* **Exercise task**
Copy every line of the data in which the word "screenshot" occurs.

* **Provided data**
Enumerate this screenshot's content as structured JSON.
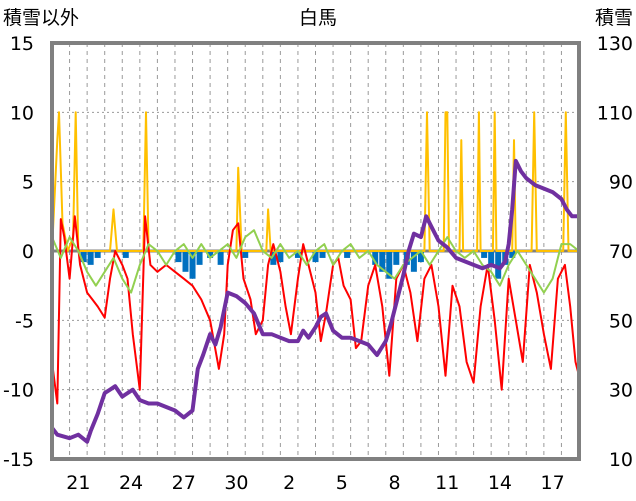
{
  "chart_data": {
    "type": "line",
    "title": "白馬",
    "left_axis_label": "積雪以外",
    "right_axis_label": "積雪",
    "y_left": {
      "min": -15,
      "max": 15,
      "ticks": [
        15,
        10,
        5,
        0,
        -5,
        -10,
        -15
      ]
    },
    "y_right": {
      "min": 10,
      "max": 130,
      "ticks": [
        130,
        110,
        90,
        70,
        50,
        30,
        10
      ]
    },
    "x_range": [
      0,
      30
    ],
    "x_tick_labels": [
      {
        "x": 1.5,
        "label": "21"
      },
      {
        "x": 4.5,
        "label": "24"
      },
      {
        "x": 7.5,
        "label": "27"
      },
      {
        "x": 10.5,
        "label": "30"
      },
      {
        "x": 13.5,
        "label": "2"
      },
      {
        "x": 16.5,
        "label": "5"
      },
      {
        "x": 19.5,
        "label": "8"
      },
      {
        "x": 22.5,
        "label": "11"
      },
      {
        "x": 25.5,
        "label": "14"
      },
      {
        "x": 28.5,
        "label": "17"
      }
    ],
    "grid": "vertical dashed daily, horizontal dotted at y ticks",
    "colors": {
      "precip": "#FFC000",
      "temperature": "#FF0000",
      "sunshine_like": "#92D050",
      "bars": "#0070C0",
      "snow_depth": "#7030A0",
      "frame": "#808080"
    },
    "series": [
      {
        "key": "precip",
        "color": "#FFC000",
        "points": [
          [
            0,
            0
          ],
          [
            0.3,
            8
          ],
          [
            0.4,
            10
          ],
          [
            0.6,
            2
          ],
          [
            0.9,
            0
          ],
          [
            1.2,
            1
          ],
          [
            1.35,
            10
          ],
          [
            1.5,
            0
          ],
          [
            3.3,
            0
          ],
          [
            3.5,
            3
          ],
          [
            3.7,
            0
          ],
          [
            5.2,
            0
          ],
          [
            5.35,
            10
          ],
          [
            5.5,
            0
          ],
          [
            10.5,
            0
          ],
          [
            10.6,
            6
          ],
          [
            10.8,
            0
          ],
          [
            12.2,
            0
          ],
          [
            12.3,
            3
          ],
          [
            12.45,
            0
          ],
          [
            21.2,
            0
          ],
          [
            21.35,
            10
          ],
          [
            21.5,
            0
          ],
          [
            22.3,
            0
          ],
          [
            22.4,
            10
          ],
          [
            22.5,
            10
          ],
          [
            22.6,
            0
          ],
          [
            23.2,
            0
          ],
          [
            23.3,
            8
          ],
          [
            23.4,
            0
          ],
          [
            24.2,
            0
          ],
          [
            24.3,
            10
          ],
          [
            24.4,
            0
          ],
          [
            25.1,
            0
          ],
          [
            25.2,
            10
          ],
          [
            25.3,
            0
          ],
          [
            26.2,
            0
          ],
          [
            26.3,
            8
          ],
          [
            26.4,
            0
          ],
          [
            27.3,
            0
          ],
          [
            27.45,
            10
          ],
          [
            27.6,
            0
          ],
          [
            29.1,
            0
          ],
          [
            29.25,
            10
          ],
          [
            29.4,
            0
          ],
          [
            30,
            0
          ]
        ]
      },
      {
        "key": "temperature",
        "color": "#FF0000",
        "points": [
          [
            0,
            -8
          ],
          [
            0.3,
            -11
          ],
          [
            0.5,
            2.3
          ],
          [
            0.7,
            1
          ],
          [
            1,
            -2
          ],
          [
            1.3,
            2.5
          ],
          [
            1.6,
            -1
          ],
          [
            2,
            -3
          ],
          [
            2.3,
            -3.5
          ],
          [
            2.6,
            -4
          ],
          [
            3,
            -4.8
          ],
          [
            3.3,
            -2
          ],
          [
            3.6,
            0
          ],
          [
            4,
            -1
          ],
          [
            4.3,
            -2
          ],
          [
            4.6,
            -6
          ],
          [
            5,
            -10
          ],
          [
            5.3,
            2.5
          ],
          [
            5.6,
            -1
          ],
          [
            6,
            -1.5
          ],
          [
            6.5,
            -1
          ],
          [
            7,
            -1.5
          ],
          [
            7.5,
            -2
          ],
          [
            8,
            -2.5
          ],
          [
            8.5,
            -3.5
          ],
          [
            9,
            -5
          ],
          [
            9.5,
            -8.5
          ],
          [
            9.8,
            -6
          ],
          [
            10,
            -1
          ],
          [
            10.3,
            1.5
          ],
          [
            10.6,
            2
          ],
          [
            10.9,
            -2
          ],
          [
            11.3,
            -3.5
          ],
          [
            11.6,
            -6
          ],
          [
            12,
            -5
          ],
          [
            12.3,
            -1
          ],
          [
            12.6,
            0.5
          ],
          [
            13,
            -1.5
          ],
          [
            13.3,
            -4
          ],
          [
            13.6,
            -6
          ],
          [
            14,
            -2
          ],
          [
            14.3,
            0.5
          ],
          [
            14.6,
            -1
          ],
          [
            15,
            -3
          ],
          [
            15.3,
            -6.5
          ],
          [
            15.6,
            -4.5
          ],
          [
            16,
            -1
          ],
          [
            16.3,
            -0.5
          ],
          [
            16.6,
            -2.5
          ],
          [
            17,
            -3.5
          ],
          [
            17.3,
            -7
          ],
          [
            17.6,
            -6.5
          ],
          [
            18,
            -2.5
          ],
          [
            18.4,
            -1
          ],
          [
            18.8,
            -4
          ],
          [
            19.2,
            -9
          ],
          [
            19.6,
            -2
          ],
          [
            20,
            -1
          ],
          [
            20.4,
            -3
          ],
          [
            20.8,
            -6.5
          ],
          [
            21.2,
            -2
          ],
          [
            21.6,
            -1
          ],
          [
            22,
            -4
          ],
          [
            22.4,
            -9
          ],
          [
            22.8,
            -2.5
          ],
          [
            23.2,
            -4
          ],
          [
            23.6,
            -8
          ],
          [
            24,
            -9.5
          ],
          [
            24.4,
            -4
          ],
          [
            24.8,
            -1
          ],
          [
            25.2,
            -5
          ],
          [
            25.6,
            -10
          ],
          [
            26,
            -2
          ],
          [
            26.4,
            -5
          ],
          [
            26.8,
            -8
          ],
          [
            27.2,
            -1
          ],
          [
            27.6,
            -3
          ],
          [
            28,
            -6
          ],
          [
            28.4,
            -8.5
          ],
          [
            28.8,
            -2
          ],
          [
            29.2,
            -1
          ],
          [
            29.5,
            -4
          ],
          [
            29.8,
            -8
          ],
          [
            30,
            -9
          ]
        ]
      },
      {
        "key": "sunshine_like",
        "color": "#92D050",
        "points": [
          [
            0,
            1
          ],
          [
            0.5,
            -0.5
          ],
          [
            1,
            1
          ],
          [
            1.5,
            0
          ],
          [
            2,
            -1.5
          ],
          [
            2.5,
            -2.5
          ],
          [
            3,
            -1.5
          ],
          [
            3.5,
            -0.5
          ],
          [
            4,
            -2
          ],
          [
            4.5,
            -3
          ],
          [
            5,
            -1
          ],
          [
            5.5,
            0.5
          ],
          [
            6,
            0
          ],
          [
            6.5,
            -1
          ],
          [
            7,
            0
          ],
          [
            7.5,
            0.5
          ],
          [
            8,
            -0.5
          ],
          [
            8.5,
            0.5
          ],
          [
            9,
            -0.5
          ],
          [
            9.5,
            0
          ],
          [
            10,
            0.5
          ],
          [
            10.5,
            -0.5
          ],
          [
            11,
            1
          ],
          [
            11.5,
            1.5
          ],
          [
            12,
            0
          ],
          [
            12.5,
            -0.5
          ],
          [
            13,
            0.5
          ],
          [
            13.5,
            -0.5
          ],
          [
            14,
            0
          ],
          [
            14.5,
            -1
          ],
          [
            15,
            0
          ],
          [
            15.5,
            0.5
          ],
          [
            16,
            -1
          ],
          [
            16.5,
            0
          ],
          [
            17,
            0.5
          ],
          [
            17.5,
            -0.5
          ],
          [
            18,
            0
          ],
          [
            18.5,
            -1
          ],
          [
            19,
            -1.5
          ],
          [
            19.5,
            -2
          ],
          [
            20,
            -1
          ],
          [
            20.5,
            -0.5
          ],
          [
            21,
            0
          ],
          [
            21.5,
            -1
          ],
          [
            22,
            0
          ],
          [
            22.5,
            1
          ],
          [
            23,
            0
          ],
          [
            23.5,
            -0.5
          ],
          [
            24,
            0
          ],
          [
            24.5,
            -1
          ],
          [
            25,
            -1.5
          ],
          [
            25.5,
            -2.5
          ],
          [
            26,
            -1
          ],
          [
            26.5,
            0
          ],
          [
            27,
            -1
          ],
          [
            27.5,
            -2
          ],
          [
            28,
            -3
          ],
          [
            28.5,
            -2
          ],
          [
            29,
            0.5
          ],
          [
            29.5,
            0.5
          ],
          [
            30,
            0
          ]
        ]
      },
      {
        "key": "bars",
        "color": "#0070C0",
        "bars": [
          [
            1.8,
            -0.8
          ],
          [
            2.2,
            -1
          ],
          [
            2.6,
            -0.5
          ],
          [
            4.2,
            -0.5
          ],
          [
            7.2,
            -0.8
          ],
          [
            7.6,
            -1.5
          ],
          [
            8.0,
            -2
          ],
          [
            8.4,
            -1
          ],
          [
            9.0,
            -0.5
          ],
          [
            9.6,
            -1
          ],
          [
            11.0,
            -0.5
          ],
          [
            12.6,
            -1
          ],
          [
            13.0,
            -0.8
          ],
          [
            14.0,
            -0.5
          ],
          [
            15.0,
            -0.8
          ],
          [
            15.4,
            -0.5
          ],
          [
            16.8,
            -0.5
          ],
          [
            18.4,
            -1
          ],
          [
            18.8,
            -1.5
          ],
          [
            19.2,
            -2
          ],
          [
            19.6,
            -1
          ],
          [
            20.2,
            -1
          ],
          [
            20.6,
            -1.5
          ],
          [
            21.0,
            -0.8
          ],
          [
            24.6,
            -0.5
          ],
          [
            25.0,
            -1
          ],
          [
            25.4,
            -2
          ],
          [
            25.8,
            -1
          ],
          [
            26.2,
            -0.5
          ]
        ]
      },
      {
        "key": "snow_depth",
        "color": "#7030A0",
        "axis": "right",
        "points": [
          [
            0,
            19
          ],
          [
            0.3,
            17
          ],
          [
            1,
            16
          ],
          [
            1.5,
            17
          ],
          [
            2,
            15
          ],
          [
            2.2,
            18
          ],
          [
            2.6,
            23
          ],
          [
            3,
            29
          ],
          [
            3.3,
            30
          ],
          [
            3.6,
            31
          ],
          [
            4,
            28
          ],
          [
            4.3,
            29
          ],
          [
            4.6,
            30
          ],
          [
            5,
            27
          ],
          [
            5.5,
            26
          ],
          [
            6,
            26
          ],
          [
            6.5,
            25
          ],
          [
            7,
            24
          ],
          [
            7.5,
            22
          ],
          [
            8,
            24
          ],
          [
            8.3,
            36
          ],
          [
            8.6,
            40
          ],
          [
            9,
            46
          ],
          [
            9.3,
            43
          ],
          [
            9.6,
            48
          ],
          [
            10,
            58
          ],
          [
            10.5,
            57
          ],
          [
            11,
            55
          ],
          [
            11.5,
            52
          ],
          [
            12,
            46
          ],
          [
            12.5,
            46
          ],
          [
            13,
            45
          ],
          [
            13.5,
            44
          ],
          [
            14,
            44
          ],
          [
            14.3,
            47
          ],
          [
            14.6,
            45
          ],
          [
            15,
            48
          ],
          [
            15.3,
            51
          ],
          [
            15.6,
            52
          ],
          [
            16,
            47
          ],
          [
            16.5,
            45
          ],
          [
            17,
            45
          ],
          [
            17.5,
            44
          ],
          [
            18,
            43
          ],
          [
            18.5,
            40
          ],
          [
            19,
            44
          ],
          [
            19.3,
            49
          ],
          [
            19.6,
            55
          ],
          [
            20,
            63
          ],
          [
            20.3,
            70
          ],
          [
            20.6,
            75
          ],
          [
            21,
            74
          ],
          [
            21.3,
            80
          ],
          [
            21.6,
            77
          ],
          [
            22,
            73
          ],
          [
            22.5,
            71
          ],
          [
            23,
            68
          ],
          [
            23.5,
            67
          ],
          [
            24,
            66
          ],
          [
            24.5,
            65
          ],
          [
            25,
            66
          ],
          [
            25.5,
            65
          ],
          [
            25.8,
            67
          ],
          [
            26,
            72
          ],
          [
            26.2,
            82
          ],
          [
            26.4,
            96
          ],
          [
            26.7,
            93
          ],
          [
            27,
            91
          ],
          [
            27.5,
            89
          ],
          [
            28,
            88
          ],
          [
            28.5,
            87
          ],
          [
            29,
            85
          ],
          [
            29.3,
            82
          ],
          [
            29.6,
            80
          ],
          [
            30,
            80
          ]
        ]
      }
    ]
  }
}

--

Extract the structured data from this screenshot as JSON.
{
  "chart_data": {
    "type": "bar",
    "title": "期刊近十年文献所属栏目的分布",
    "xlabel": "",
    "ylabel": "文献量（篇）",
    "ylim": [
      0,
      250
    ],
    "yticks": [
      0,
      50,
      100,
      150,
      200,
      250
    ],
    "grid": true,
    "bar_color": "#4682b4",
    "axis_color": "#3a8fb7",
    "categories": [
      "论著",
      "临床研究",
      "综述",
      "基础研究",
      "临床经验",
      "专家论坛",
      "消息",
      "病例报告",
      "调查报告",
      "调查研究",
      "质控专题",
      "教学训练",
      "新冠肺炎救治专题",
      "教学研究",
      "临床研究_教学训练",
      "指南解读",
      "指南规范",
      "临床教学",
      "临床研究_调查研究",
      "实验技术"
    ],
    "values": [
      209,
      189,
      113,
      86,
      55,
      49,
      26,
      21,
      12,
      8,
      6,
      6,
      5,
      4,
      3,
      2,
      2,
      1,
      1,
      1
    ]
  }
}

* **Response to the exercise**
Enumerate this screenshot's content as structured JSON.
Extract the structured data from this screenshot as JSON.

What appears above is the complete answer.